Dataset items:
============

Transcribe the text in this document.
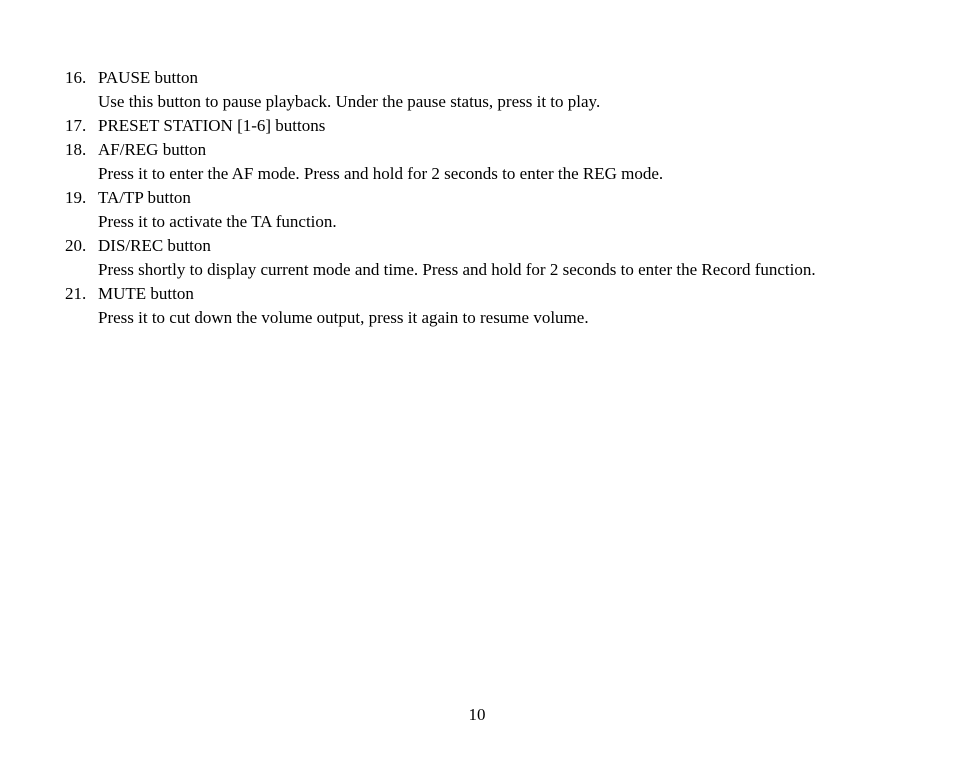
16. PAUSE button
Use this button to pause playback. Under the pause status, press it to play.
17. PRESET STATION [1-6] buttons
18. AF/REG button
Press it to enter the AF mode. Press and hold for 2 seconds to enter the REG mode.
19. TA/TP button
Press it to activate the TA function.
20. DIS/REC button
Press shortly to display current mode and time. Press and hold for 2 seconds to enter the Record function.
21. MUTE button
Press it to cut down the volume output, press it again to resume volume.
10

============

Exercise directions: All of the lines above should be printed exactly, minus the pictures.

Solution for this problem:
Transcribe the text in this document.
16. PAUSE button
Use this button to pause playback. Under the pause status, press it to play.
17. PRESET STATION [1-6] buttons
18. AF/REG button
Press it to enter the AF mode. Press and hold for 2 seconds to enter the REG mode.
19. TA/TP button
Press it to activate the TA function.
20. DIS/REC button
Press shortly to display current mode and time. Press and hold for 2 seconds to enter the Record function.
21. MUTE button
Press it to cut down the volume output, press it again to resume volume.
10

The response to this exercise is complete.